## Task instructions
A. In the text on choosing software vendors below, condense the paragraph beginning "It's not only important" into a short bulleted list that keeps its main facts.
B. According to the text on choosing software vendors below, what complication can come with working with larger businesses?

## Source
A primary concern amongst decision-makers when evaluating software vendors is determining whether the software will be supported in the long run as well as how it will be supported. Working with larger businesses that have resources and investors in place to ensure the business is around might seem like less of a risk in the long run. However, it comes with its own set of complications, such as discontinued products. Although some small companies might come and go, so too can specific products offered by large vendors. In both situations, it is important to evaluate whether or not the product you are seeking is still supported and likely to be around for a while. Ensure that the product’s source code is in escrow, and get a sense of whether or not the product will be sunsetted soon.

It’s not only important to make sure that the software will be supported but to make sure that the vendor supports you like a partner, as opposed to having a transactional relationship. Having a partner relationship with your vendor means that your vendor and your company are mutually committed to each other’s success and growth. A vendor who is your partner will really take the time to get to know your business on a deeper level and help provide quality support, customization, business advice and so much more.

## Extracted entries
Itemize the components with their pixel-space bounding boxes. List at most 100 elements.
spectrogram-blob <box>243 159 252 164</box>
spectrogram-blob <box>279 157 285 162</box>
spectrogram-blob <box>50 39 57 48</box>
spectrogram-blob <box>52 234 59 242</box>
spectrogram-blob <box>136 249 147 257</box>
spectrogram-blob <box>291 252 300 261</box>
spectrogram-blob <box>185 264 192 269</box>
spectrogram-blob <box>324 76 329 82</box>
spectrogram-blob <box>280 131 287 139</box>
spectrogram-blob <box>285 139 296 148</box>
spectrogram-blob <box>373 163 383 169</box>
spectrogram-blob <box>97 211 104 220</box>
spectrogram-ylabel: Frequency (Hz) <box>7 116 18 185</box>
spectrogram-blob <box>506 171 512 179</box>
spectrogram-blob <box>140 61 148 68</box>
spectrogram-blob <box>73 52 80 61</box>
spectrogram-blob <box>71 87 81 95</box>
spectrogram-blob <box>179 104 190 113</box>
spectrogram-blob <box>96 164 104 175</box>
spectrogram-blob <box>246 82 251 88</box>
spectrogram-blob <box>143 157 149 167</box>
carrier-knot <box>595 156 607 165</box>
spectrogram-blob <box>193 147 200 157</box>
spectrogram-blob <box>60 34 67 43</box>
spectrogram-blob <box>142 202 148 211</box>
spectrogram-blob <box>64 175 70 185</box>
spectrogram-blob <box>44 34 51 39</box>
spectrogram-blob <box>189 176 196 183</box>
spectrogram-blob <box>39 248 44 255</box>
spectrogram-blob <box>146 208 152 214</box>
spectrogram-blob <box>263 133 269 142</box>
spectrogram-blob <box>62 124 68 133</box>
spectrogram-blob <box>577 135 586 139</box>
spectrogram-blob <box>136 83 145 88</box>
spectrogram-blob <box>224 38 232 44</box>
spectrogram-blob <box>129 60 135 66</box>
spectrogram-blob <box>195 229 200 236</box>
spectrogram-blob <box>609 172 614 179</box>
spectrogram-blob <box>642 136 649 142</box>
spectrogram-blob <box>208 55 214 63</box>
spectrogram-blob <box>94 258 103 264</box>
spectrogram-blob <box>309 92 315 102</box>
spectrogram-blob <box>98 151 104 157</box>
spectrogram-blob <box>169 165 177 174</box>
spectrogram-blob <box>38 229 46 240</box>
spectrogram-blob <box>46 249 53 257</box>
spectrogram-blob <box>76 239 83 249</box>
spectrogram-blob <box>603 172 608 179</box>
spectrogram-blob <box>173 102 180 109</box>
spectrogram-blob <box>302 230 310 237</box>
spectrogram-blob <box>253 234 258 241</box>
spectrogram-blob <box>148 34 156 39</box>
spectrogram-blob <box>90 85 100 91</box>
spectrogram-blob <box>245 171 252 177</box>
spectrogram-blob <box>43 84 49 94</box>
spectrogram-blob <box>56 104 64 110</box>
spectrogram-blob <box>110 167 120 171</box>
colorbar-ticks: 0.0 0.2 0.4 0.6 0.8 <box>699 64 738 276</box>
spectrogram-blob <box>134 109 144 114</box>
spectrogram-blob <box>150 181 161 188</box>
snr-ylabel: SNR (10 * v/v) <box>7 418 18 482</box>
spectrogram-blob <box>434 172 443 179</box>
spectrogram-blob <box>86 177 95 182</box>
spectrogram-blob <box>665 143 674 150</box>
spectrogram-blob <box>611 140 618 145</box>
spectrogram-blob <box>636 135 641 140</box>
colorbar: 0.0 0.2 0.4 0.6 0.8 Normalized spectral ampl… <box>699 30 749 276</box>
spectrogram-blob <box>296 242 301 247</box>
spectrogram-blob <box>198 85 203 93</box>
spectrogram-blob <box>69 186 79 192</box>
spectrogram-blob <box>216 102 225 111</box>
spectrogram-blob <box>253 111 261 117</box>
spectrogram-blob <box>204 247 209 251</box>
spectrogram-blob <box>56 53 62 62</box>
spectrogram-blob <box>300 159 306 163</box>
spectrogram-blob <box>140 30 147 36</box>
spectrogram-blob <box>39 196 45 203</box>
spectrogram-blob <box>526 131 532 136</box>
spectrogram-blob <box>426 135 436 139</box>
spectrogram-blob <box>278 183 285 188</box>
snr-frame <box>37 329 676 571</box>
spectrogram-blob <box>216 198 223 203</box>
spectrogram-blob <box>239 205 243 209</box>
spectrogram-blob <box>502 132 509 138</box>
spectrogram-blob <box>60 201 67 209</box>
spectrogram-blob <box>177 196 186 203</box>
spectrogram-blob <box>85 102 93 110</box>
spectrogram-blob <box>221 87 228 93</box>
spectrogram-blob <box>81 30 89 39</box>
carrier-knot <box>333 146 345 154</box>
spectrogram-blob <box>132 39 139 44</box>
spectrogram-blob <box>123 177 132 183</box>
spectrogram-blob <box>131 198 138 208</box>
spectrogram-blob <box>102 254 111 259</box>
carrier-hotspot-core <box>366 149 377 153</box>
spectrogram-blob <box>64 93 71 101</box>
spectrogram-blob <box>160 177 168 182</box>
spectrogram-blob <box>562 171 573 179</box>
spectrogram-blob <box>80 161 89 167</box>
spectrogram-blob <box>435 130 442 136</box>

## Solved tasks
A.
- Make sure the software will be supported, and also that the vendor supports you as a partner rather than through a transactional relationship.
- In a partner relationship, the vendor and your company are mutually committed to each other's success and growth.
- A partner vendor gets to know your business on a deeper level and provides quality support, customization, business advice and more.

B. Discontinued products.